Write out the whole of the material exactly.

Start of MATERIAL PROVIDED

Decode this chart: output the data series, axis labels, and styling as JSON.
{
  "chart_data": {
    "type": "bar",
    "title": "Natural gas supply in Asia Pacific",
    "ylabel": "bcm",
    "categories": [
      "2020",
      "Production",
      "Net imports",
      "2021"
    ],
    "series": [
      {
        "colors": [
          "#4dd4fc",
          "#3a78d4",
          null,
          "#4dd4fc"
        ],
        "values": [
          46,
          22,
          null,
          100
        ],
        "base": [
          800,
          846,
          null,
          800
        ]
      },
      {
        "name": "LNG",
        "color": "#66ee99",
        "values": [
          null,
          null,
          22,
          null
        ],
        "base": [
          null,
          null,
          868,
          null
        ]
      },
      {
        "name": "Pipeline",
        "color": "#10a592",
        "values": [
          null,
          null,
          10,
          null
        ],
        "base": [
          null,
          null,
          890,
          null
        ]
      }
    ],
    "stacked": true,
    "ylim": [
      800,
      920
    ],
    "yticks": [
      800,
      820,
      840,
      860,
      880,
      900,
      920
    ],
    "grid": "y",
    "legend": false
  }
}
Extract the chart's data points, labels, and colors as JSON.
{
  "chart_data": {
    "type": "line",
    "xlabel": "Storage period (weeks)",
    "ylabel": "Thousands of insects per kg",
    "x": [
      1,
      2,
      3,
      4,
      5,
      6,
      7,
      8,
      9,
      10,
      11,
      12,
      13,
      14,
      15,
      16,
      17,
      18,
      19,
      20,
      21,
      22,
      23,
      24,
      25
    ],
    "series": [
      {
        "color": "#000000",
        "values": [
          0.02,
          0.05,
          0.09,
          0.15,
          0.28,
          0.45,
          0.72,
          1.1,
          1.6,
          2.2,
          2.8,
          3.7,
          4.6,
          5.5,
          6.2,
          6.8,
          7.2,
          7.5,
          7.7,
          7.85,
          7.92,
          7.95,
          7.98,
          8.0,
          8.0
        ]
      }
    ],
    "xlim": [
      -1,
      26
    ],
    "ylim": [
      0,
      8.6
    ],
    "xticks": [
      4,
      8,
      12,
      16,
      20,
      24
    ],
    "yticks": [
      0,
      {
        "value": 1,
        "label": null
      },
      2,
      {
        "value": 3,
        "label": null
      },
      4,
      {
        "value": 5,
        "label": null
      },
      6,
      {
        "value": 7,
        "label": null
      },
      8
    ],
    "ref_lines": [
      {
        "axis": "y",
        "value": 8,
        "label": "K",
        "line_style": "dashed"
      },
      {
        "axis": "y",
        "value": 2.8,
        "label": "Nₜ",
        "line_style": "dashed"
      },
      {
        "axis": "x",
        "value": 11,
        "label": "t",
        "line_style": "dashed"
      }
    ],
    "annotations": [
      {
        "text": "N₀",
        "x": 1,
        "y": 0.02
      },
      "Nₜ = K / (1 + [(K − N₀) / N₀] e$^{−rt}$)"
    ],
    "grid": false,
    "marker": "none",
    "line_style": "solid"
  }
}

End of MATERIAL PROVIDED

* FULL ANSWER
Decode this chart: output the data series, axis labels, and styling as JSON.
{
  "chart_data": {
    "type": "bar",
    "title": "Natural gas supply in Asia Pacific",
    "ylabel": "bcm",
    "categories": [
      "2020",
      "Production",
      "Net imports",
      "2021"
    ],
    "series": [
      {
        "colors": [
          "#4dd4fc",
          "#3a78d4",
          null,
          "#4dd4fc"
        ],
        "values": [
          46,
          22,
          null,
          100
        ],
        "base": [
          800,
          846,
          null,
          800
        ]
      },
      {
        "name": "LNG",
        "color": "#66ee99",
        "values": [
          null,
          null,
          22,
          null
        ],
        "base": [
          null,
          null,
          868,
          null
        ]
      },
      {
        "name": "Pipeline",
        "color": "#10a592",
        "values": [
          null,
          null,
          10,
          null
        ],
        "base": [
          null,
          null,
          890,
          null
        ]
      }
    ],
    "stacked": true,
    "ylim": [
      800,
      920
    ],
    "yticks": [
      800,
      820,
      840,
      860,
      880,
      900,
      920
    ],
    "grid": "y",
    "legend": false
  }
}
Extract the chart's data points, labels, and colors as JSON.
{
  "chart_data": {
    "type": "line",
    "xlabel": "Storage period (weeks)",
    "ylabel": "Thousands of insects per kg",
    "x": [
      1,
      2,
      3,
      4,
      5,
      6,
      7,
      8,
      9,
      10,
      11,
      12,
      13,
      14,
      15,
      16,
      17,
      18,
      19,
      20,
      21,
      22,
      23,
      24,
      25
    ],
    "series": [
      {
        "color": "#000000",
        "values": [
          0.02,
          0.05,
          0.09,
          0.15,
          0.28,
          0.45,
          0.72,
          1.1,
          1.6,
          2.2,
          2.8,
          3.7,
          4.6,
          5.5,
          6.2,
          6.8,
          7.2,
          7.5,
          7.7,
          7.85,
          7.92,
          7.95,
          7.98,
          8.0,
          8.0
        ]
      }
    ],
    "xlim": [
      -1,
      26
    ],
    "ylim": [
      0,
      8.6
    ],
    "xticks": [
      4,
      8,
      12,
      16,
      20,
      24
    ],
    "yticks": [
      0,
      {
        "value": 1,
        "label": null
      },
      2,
      {
        "value": 3,
        "label": null
      },
      4,
      {
        "value": 5,
        "label": null
      },
      6,
      {
        "value": 7,
        "label": null
      },
      8
    ],
    "ref_lines": [
      {
        "axis": "y",
        "value": 8,
        "label": "K",
        "line_style": "dashed"
      },
      {
        "axis": "y",
        "value": 2.8,
        "label": "Nₜ",
        "line_style": "dashed"
      },
      {
        "axis": "x",
        "value": 11,
        "label": "t",
        "line_style": "dashed"
      }
    ],
    "annotations": [
      {
        "text": "N₀",
        "x": 1,
        "y": 0.02
      },
      "Nₜ = K / (1 + [(K − N₀) / N₀] e$^{−rt}$)"
    ],
    "grid": false,
    "marker": "none",
    "line_style": "solid"
  }
}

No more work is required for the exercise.